### DATA PROVIDED

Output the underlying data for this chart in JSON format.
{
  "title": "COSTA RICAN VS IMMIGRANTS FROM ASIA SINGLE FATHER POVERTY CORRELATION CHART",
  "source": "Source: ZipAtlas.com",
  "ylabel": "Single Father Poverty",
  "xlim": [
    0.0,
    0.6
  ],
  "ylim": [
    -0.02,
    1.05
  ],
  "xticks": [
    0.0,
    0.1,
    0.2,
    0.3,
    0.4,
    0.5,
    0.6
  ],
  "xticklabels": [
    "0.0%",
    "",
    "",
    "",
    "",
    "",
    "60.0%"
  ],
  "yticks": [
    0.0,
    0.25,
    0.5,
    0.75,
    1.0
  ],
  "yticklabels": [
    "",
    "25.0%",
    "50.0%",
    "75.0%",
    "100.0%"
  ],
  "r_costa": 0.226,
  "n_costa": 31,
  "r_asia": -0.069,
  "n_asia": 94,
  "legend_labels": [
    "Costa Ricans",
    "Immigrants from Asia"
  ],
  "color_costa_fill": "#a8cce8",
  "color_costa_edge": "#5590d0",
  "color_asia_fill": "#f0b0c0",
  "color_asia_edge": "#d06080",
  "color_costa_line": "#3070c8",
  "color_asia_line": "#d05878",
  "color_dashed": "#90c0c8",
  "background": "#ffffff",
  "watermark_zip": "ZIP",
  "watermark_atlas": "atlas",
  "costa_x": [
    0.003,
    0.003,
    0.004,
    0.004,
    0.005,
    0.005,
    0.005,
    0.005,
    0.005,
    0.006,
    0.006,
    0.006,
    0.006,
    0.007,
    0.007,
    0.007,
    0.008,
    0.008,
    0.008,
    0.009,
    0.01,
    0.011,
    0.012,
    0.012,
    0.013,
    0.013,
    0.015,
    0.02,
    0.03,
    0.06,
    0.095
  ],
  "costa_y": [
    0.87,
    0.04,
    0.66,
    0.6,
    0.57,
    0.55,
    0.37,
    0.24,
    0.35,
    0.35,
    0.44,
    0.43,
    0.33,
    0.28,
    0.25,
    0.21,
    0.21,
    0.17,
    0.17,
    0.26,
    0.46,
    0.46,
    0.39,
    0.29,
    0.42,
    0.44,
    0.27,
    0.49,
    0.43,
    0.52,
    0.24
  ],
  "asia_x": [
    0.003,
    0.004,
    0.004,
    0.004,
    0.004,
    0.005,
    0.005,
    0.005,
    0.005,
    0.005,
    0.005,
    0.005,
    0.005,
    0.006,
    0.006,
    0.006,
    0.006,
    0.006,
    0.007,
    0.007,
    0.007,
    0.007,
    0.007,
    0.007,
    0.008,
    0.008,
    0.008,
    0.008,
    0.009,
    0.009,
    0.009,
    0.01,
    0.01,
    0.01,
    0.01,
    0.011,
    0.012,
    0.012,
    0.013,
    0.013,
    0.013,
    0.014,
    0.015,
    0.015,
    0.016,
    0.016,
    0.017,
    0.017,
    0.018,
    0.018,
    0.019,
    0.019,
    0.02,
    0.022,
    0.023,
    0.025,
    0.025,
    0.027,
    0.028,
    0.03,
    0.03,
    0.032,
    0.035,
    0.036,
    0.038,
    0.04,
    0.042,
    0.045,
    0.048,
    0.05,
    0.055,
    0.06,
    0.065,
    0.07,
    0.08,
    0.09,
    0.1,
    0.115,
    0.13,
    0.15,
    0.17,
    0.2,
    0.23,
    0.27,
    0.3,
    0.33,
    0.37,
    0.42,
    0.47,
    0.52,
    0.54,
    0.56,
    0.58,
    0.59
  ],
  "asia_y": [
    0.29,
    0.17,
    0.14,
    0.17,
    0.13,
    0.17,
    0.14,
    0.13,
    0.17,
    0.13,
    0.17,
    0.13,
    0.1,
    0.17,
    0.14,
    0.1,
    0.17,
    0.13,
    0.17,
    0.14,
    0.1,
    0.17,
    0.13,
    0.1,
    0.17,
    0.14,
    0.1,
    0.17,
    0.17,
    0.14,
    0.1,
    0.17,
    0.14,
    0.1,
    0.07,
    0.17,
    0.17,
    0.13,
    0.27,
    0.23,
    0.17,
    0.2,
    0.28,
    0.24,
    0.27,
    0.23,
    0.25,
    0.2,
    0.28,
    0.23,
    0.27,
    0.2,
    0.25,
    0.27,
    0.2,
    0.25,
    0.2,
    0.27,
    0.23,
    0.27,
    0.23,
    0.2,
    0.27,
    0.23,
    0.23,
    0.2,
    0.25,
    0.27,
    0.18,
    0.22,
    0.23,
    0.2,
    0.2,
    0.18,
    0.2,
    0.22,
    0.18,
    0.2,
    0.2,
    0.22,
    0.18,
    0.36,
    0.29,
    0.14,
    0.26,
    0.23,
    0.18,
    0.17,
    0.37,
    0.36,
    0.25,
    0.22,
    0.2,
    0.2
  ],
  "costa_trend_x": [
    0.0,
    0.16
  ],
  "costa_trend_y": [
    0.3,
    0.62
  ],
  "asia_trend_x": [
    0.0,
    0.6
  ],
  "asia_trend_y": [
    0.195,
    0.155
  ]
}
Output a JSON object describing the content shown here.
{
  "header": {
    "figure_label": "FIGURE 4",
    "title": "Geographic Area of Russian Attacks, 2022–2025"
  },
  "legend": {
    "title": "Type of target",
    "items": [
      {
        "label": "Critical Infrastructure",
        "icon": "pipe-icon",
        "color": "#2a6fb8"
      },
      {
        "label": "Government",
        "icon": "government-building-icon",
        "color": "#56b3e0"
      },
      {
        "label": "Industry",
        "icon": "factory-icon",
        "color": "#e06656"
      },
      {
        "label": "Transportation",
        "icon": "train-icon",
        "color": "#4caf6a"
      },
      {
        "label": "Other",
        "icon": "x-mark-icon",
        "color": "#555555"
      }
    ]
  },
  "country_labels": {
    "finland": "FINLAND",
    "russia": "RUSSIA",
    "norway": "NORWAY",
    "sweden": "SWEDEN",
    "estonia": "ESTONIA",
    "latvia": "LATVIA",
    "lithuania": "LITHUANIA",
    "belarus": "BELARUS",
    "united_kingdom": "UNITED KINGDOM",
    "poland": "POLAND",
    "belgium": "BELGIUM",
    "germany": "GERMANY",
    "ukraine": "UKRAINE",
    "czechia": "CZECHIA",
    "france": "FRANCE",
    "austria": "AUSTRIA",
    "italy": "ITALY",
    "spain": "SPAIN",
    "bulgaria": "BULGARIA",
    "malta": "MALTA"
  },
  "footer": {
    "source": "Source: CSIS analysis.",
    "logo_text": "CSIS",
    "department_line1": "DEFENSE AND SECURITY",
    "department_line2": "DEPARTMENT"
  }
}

######

Repeat every line of the data, exactly and in full.

Output the underlying data for this chart in JSON format.
{
  "title": "COSTA RICAN VS IMMIGRANTS FROM ASIA SINGLE FATHER POVERTY CORRELATION CHART",
  "source": "Source: ZipAtlas.com",
  "ylabel": "Single Father Poverty",
  "xlim": [
    0.0,
    0.6
  ],
  "ylim": [
    -0.02,
    1.05
  ],
  "xticks": [
    0.0,
    0.1,
    0.2,
    0.3,
    0.4,
    0.5,
    0.6
  ],
  "xticklabels": [
    "0.0%",
    "",
    "",
    "",
    "",
    "",
    "60.0%"
  ],
  "yticks": [
    0.0,
    0.25,
    0.5,
    0.75,
    1.0
  ],
  "yticklabels": [
    "",
    "25.0%",
    "50.0%",
    "75.0%",
    "100.0%"
  ],
  "r_costa": 0.226,
  "n_costa": 31,
  "r_asia": -0.069,
  "n_asia": 94,
  "legend_labels": [
    "Costa Ricans",
    "Immigrants from Asia"
  ],
  "color_costa_fill": "#a8cce8",
  "color_costa_edge": "#5590d0",
  "color_asia_fill": "#f0b0c0",
  "color_asia_edge": "#d06080",
  "color_costa_line": "#3070c8",
  "color_asia_line": "#d05878",
  "color_dashed": "#90c0c8",
  "background": "#ffffff",
  "watermark_zip": "ZIP",
  "watermark_atlas": "atlas",
  "costa_x": [
    0.003,
    0.003,
    0.004,
    0.004,
    0.005,
    0.005,
    0.005,
    0.005,
    0.005,
    0.006,
    0.006,
    0.006,
    0.006,
    0.007,
    0.007,
    0.007,
    0.008,
    0.008,
    0.008,
    0.009,
    0.01,
    0.011,
    0.012,
    0.012,
    0.013,
    0.013,
    0.015,
    0.02,
    0.03,
    0.06,
    0.095
  ],
  "costa_y": [
    0.87,
    0.04,
    0.66,
    0.6,
    0.57,
    0.55,
    0.37,
    0.24,
    0.35,
    0.35,
    0.44,
    0.43,
    0.33,
    0.28,
    0.25,
    0.21,
    0.21,
    0.17,
    0.17,
    0.26,
    0.46,
    0.46,
    0.39,
    0.29,
    0.42,
    0.44,
    0.27,
    0.49,
    0.43,
    0.52,
    0.24
  ],
  "asia_x": [
    0.003,
    0.004,
    0.004,
    0.004,
    0.004,
    0.005,
    0.005,
    0.005,
    0.005,
    0.005,
    0.005,
    0.005,
    0.005,
    0.006,
    0.006,
    0.006,
    0.006,
    0.006,
    0.007,
    0.007,
    0.007,
    0.007,
    0.007,
    0.007,
    0.008,
    0.008,
    0.008,
    0.008,
    0.009,
    0.009,
    0.009,
    0.01,
    0.01,
    0.01,
    0.01,
    0.011,
    0.012,
    0.012,
    0.013,
    0.013,
    0.013,
    0.014,
    0.015,
    0.015,
    0.016,
    0.016,
    0.017,
    0.017,
    0.018,
    0.018,
    0.019,
    0.019,
    0.02,
    0.022,
    0.023,
    0.025,
    0.025,
    0.027,
    0.028,
    0.03,
    0.03,
    0.032,
    0.035,
    0.036,
    0.038,
    0.04,
    0.042,
    0.045,
    0.048,
    0.05,
    0.055,
    0.06,
    0.065,
    0.07,
    0.08,
    0.09,
    0.1,
    0.115,
    0.13,
    0.15,
    0.17,
    0.2,
    0.23,
    0.27,
    0.3,
    0.33,
    0.37,
    0.42,
    0.47,
    0.52,
    0.54,
    0.56,
    0.58,
    0.59
  ],
  "asia_y": [
    0.29,
    0.17,
    0.14,
    0.17,
    0.13,
    0.17,
    0.14,
    0.13,
    0.17,
    0.13,
    0.17,
    0.13,
    0.1,
    0.17,
    0.14,
    0.1,
    0.17,
    0.13,
    0.17,
    0.14,
    0.1,
    0.17,
    0.13,
    0.1,
    0.17,
    0.14,
    0.1,
    0.17,
    0.17,
    0.14,
    0.1,
    0.17,
    0.14,
    0.1,
    0.07,
    0.17,
    0.17,
    0.13,
    0.27,
    0.23,
    0.17,
    0.2,
    0.28,
    0.24,
    0.27,
    0.23,
    0.25,
    0.2,
    0.28,
    0.23,
    0.27,
    0.2,
    0.25,
    0.27,
    0.2,
    0.25,
    0.2,
    0.27,
    0.23,
    0.27,
    0.23,
    0.2,
    0.27,
    0.23,
    0.23,
    0.2,
    0.25,
    0.27,
    0.18,
    0.22,
    0.23,
    0.2,
    0.2,
    0.18,
    0.2,
    0.22,
    0.18,
    0.2,
    0.2,
    0.22,
    0.18,
    0.36,
    0.29,
    0.14,
    0.26,
    0.23,
    0.18,
    0.17,
    0.37,
    0.36,
    0.25,
    0.22,
    0.2,
    0.2
  ],
  "costa_trend_x": [
    0.0,
    0.16
  ],
  "costa_trend_y": [
    0.3,
    0.62
  ],
  "asia_trend_x": [
    0.0,
    0.6
  ],
  "asia_trend_y": [
    0.195,
    0.155
  ]
}
Output a JSON object describing the content shown here.
{
  "header": {
    "figure_label": "FIGURE 4",
    "title": "Geographic Area of Russian Attacks, 2022–2025"
  },
  "legend": {
    "title": "Type of target",
    "items": [
      {
        "label": "Critical Infrastructure",
        "icon": "pipe-icon",
        "color": "#2a6fb8"
      },
      {
        "label": "Government",
        "icon": "government-building-icon",
        "color": "#56b3e0"
      },
      {
        "label": "Industry",
        "icon": "factory-icon",
        "color": "#e06656"
      },
      {
        "label": "Transportation",
        "icon": "train-icon",
        "color": "#4caf6a"
      },
      {
        "label": "Other",
        "icon": "x-mark-icon",
        "color": "#555555"
      }
    ]
  },
  "country_labels": {
    "finland": "FINLAND",
    "russia": "RUSSIA",
    "norway": "NORWAY",
    "sweden": "SWEDEN",
    "estonia": "ESTONIA",
    "latvia": "LATVIA",
    "lithuania": "LITHUANIA",
    "belarus": "BELARUS",
    "united_kingdom": "UNITED KINGDOM",
    "poland": "POLAND",
    "belgium": "BELGIUM",
    "germany": "GERMANY",
    "ukraine": "UKRAINE",
    "czechia": "CZECHIA",
    "france": "FRANCE",
    "austria": "AUSTRIA",
    "italy": "ITALY",
    "spain": "SPAIN",
    "bulgaria": "BULGARIA",
    "malta": "MALTA"
  },
  "footer": {
    "source": "Source: CSIS analysis.",
    "logo_text": "CSIS",
    "department_line1": "DEFENSE AND SECURITY",
    "department_line2": "DEPARTMENT"
  }
}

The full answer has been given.